## Description of the task
Restate, word for word, all of the material shown below.
Start Input records
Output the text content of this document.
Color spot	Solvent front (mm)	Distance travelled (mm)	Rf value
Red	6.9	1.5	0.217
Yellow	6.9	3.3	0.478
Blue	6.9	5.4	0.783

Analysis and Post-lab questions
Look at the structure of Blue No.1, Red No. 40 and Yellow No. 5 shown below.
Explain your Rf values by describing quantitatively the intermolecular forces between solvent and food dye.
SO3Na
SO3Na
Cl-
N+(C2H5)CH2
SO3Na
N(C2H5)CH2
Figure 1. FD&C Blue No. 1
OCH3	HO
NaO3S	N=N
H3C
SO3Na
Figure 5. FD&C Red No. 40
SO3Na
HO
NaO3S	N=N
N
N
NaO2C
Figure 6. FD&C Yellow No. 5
End Input records
## Reply to the exercise
Output the text content of this document.
Color spot	Solvent front (mm)	Distance travelled (mm)	Rf value
Red	6.9	1.5	0.217
Yellow	6.9	3.3	0.478
Blue	6.9	5.4	0.783

Analysis and Post-lab questions
Look at the structure of Blue No.1, Red No. 40 and Yellow No. 5 shown below.
Explain your Rf values by describing quantitatively the intermolecular forces between solvent and food dye.
SO3Na
SO3Na
Cl-
N+(C2H5)CH2
SO3Na
N(C2H5)CH2
Figure 1. FD&C Blue No. 1
OCH3	HO
NaO3S	N=N
H3C
SO3Na
Figure 5. FD&C Red No. 40
SO3Na
HO
NaO3S	N=N
N
N
NaO2C
Figure 6. FD&C Yellow No. 5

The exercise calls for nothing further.